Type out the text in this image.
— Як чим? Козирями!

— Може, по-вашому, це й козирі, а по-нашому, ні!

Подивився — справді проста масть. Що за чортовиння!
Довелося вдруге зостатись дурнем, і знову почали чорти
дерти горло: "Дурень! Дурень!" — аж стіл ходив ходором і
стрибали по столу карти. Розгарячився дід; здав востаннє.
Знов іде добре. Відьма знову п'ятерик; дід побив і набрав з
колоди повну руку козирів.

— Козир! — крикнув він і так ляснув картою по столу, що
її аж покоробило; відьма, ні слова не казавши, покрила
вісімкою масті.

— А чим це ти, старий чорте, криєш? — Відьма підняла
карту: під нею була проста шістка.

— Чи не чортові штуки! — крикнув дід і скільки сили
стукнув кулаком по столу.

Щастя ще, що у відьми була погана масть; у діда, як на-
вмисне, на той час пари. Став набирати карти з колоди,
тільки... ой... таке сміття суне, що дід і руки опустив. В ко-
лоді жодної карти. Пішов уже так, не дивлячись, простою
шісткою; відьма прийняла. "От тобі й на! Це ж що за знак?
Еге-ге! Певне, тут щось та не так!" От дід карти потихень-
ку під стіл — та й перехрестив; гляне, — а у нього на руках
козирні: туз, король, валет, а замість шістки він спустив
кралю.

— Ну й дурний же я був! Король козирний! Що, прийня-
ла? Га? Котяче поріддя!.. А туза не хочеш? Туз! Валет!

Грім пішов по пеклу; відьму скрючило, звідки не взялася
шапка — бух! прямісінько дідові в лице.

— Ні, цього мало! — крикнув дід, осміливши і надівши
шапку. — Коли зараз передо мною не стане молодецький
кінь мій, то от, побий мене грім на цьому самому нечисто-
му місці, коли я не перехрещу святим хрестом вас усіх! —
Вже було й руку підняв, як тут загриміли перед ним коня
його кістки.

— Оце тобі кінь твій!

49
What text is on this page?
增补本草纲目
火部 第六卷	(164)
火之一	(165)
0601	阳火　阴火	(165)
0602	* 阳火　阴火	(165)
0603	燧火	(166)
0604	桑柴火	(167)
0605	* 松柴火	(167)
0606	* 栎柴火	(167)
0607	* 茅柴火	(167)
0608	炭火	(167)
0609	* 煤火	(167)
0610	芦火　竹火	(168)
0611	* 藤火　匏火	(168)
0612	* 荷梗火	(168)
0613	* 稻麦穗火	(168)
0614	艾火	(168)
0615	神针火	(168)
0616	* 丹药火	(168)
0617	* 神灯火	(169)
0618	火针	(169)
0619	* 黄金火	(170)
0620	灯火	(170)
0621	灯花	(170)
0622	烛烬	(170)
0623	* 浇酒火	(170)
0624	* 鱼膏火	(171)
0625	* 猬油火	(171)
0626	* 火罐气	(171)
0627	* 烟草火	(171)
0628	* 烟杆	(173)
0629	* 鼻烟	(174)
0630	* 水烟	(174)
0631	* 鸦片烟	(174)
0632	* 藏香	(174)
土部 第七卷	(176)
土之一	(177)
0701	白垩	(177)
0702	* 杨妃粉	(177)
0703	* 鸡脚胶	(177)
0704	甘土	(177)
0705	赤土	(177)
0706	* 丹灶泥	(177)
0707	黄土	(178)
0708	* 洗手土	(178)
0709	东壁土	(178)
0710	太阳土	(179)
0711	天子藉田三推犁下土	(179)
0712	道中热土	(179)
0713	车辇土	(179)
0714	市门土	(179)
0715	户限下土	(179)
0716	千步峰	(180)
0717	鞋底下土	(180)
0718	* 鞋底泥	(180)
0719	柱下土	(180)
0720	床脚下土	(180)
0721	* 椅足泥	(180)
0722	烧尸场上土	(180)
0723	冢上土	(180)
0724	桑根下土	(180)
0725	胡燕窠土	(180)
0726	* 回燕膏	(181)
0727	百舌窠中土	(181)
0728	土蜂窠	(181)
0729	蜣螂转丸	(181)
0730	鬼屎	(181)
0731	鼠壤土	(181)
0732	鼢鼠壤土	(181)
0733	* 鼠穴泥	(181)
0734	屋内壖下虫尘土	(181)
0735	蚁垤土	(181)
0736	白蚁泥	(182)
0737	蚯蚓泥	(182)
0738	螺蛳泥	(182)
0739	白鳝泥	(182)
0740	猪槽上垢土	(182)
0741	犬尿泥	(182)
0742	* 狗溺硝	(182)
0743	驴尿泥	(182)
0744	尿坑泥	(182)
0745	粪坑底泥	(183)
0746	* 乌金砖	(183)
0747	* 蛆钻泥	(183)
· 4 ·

━━━━━━━━

**Aim of the exercise**
Return all lines containing the word "колоди".

**Result of this exercise**
колоди повну руку козирів.
вмисне, на той час пари. Став набирати карти з колоди,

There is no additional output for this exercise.